* begin QUOTED PASSAGE *

Fri. Nov 22nd, 2024

Reaching the Weekend Warriors

Thousands participate in Civil War re-enactments every year. And as they restage the battles of Gettysburg, Antietam and Olustee, Christians are there to preach the timeless message of Jesus.
As the Confederate line moves forward to sweep the crumbling Union ranks from the field and win the Battle of Olustee for the 27th time, Chaplain Roger Niedrich kneels over the fallen Southern fighter to read Scripture and pray.


In a few minutes the casualty will, along with those around him sprawled on the north Florida terrain, spring up in full health, ready to fight another day. But for the time being, amid the swirl and smoke and screams of a recreated Civil War battle, Niedrich has a captive audience among the bodies littering the ground.


“I say things like: ‘I didn’t see you in church today; that’s probably why you are in the shape you are now,'” he laughs back in camp. “They tell me they will come to the next service. Sometimes God gives me a Scripture for them, and I will minister to them. Some of my best ministry is on the battlefield.”

* end QUOTED PASSAGE *
* begin DATA PROVIDED *

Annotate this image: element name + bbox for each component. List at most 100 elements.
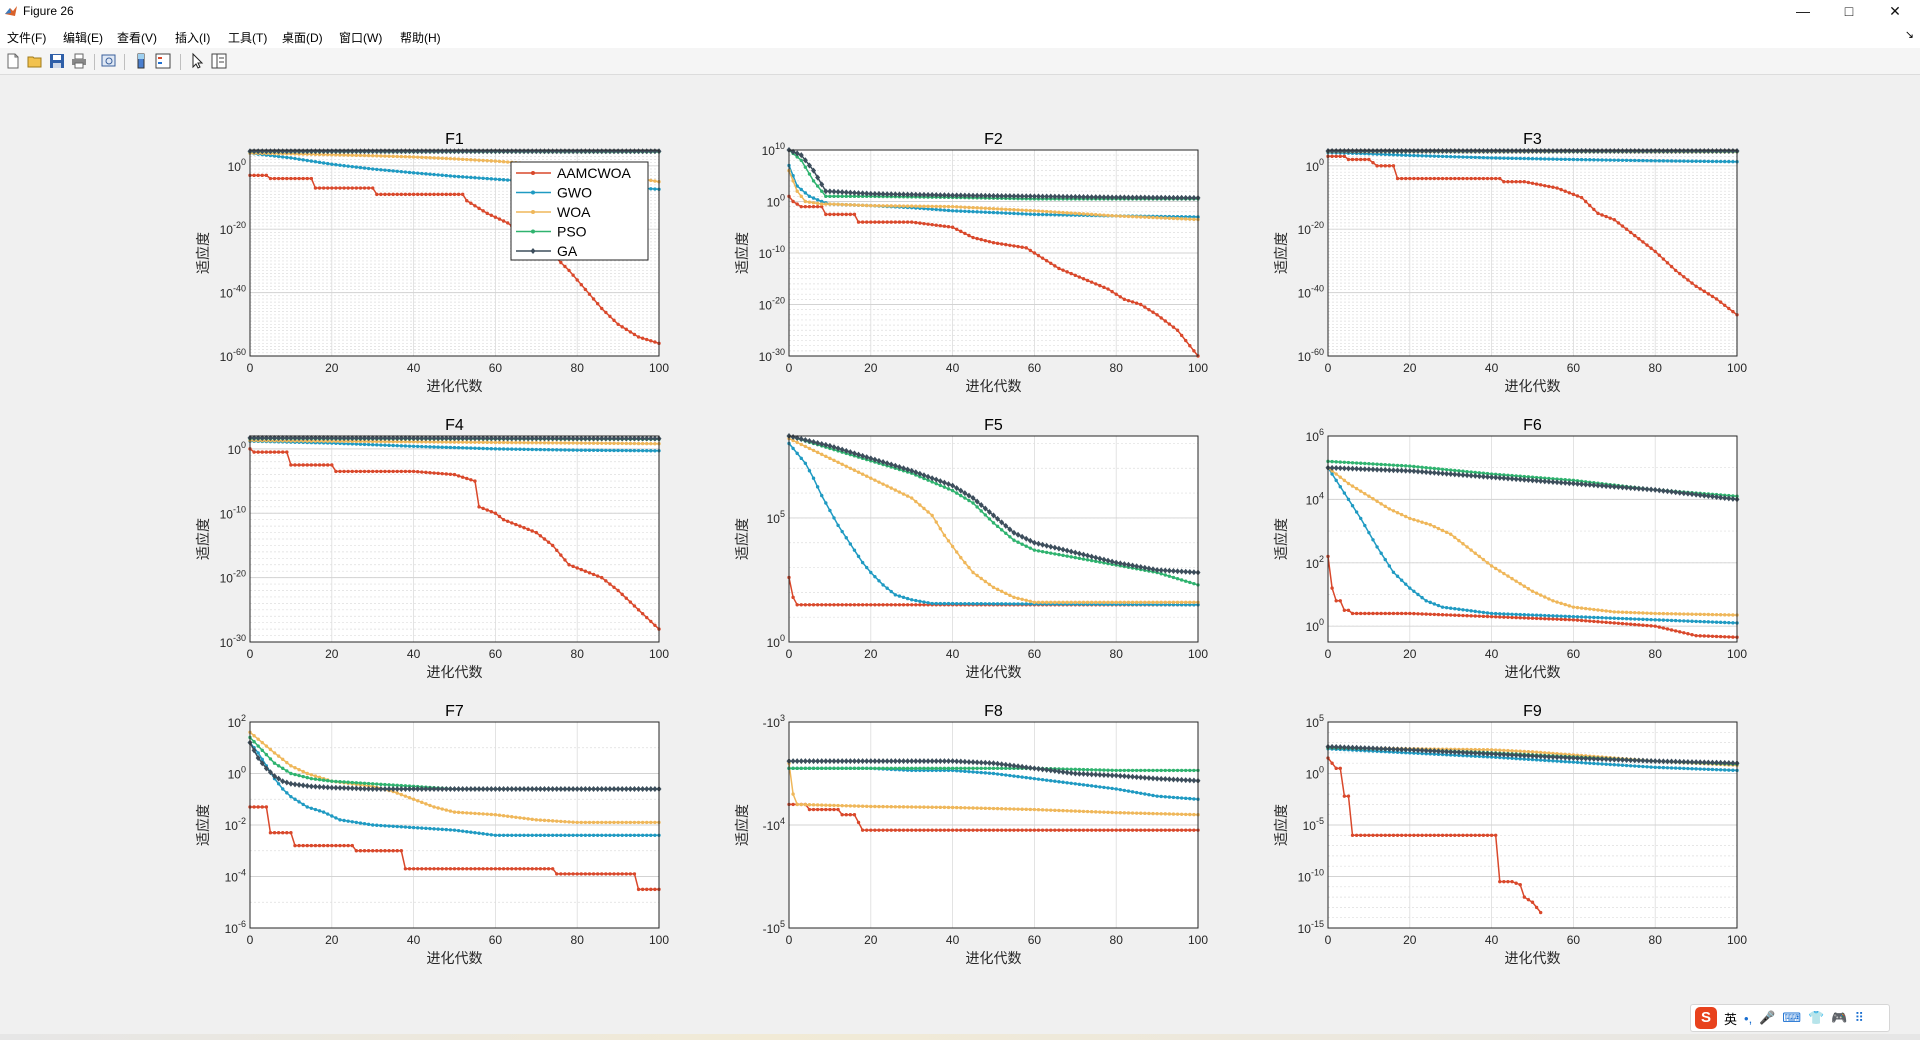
marker-GA — [1019, 533, 1025, 540]
marker-WOA — [1465, 545, 1469, 549]
marker-WOA — [1065, 211, 1069, 215]
marker-AAMCWOA — [407, 867, 412, 871]
open-icon[interactable] — [26, 52, 44, 70]
marker-GA — [1183, 194, 1189, 201]
marker-AAMCWOA — [824, 212, 828, 217]
marker-PSO — [399, 783, 404, 788]
marker-AAMCWOA — [1449, 176, 1453, 181]
marker-PSO — [346, 780, 350, 784]
marker-PSO — [338, 780, 342, 784]
marker-GA — [1570, 147, 1576, 154]
marker-GWO — [608, 833, 612, 837]
marker-GWO — [1518, 612, 1522, 617]
marker-GWO — [1036, 212, 1041, 217]
new-figure-icon[interactable] — [4, 52, 22, 70]
marker-GWO — [371, 167, 375, 171]
maximize-button[interactable]: □ — [1844, 3, 1854, 19]
minimize-button[interactable]: — — [1796, 3, 1810, 19]
marker-GWO — [1493, 156, 1498, 160]
print-icon[interactable] — [70, 52, 88, 70]
marker-AAMCWOA — [1481, 176, 1486, 181]
marker-GWO — [1436, 752, 1441, 757]
marker-GA — [325, 435, 331, 442]
menu-file[interactable]: 文件(F) — [7, 31, 47, 45]
marker-WOA — [828, 202, 832, 206]
marker-AAMCWOA — [1682, 275, 1686, 279]
menu-insert[interactable]: 插入(I) — [175, 31, 211, 45]
subplot-title: F8 — [984, 703, 1003, 720]
y-tick-label: 10-10 — [1298, 868, 1324, 885]
marker-AAMCWOA — [1432, 176, 1437, 181]
menu-overflow-icon[interactable]: ↘ — [1904, 29, 1914, 41]
marker-GWO — [897, 594, 902, 598]
marker-GA — [292, 781, 298, 788]
marker-AAMCWOA — [1612, 621, 1617, 625]
marker-WOA — [436, 156, 440, 160]
marker-WOA — [1359, 489, 1363, 493]
marker-WOA — [1024, 598, 1028, 603]
marker-GWO — [807, 469, 812, 473]
marker-GWO — [1694, 619, 1698, 624]
marker-GWO — [1706, 620, 1711, 624]
marker-WOA — [1130, 214, 1135, 219]
marker-GA — [1464, 472, 1470, 479]
marker-AAMCWOA — [272, 176, 277, 181]
marker-WOA — [563, 819, 567, 824]
marker-GWO — [567, 833, 571, 837]
marker-PSO — [975, 505, 979, 509]
print-preview-icon[interactable] — [100, 52, 118, 70]
marker-GWO — [432, 172, 436, 177]
marker-AAMCWOA — [820, 807, 824, 812]
save-icon[interactable] — [48, 52, 66, 70]
marker-AAMCWOA — [1653, 624, 1657, 628]
marker-GWO — [485, 446, 489, 451]
menu-tools[interactable]: 工具(T) — [228, 31, 268, 45]
marker-GWO — [1114, 787, 1118, 791]
marker-WOA — [489, 440, 494, 445]
marker-GA — [1656, 487, 1662, 494]
marker-GWO — [1044, 778, 1049, 782]
marker-AAMCWOA — [1592, 207, 1596, 212]
close-button[interactable]: ✕ — [1889, 3, 1901, 19]
marker-PSO — [1338, 460, 1342, 464]
marker-PSO — [281, 766, 285, 771]
marker-AAMCWOA — [649, 339, 653, 343]
marker-GWO — [1673, 766, 1678, 770]
marker-GWO — [473, 176, 477, 180]
marker-WOA — [930, 513, 934, 518]
marker-WOA — [579, 820, 583, 825]
marker-GWO — [934, 207, 938, 212]
marker-GA — [1628, 484, 1634, 491]
marker-AAMCWOA — [1122, 297, 1127, 302]
marker-AAMCWOA — [481, 506, 485, 511]
menu-desktop[interactable]: 桌面(D) — [282, 31, 323, 45]
marker-GWO — [1379, 152, 1383, 156]
menu-edit[interactable]: 编辑(E) — [63, 31, 103, 45]
marker-AAMCWOA — [313, 186, 318, 190]
marker-GWO — [1718, 768, 1723, 772]
marker-WOA — [922, 805, 926, 809]
marker-GWO — [415, 444, 420, 449]
menu-help[interactable]: 帮助(H) — [400, 31, 441, 45]
legend-icon[interactable] — [154, 52, 172, 70]
marker-AAMCWOA — [1044, 828, 1049, 832]
marker-AAMCWOA — [358, 849, 363, 853]
menu-window[interactable]: 窗口(W) — [339, 31, 383, 45]
marker-AAMCWOA — [1718, 634, 1723, 639]
marker-GA — [615, 785, 621, 792]
marker-GA — [382, 435, 388, 442]
pointer-icon[interactable] — [188, 52, 206, 70]
marker-AAMCWOA — [873, 603, 877, 607]
marker-GA — [970, 495, 976, 502]
marker-WOA — [1727, 613, 1731, 617]
marker-WOA — [799, 442, 803, 447]
marker-GA — [345, 785, 351, 792]
x-tick-label: 40 — [1485, 933, 1499, 947]
marker-AAMCWOA — [1543, 183, 1547, 188]
marker-WOA — [1028, 807, 1033, 812]
colorbar-icon[interactable] — [132, 52, 150, 70]
marker-AAMCWOA — [1534, 616, 1539, 621]
marker-WOA — [514, 440, 518, 445]
property-inspector-icon[interactable] — [210, 52, 228, 70]
menu-view[interactable]: 查看(V) — [117, 31, 157, 45]
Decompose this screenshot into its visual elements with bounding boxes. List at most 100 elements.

* end DATA PROVIDED *

TO DO =
a. Echo back word for word the passage of the article on Civil War re-enactments that opens with the words containing "In a few minutes" and closes with "littering the ground.".
b. Reproduce exactly the lines of the data file entries, from the line containing "marker-GA — [1019, 533, 1025, 540]" through the line containing "marker-GWO — [1493, 156, 1498, 160]".

ANSWERS PER TASK =
a.
In a few minutes the casualty will, along with those around him sprawled on the north Florida terrain, spring up in full health, ready to fight another day. But for the time being, amid the swirl and smoke and screams of a recreated Civil War battle, Niedrich has a captive audience among the bodies littering the ground.

b.
marker-GA — [1019, 533, 1025, 540]
marker-WOA — [1465, 545, 1469, 549]
marker-WOA — [1065, 211, 1069, 215]
marker-AAMCWOA — [407, 867, 412, 871]
open-icon[interactable] — [26, 52, 44, 70]
marker-GA — [1183, 194, 1189, 201]
marker-AAMCWOA — [824, 212, 828, 217]
marker-PSO — [399, 783, 404, 788]
marker-AAMCWOA — [1449, 176, 1453, 181]
marker-PSO — [346, 780, 350, 784]
marker-PSO — [338, 780, 342, 784]
marker-GA — [1570, 147, 1576, 154]
marker-GWO — [608, 833, 612, 837]
marker-GWO — [1518, 612, 1522, 617]
marker-GWO — [1036, 212, 1041, 217]
new-figure-icon[interactable] — [4, 52, 22, 70]
marker-GWO — [371, 167, 375, 171]
maximize-button[interactable]: □ — [1844, 3, 1854, 19]
minimize-button[interactable]: — — [1796, 3, 1810, 19]
marker-GWO — [1493, 156, 1498, 160]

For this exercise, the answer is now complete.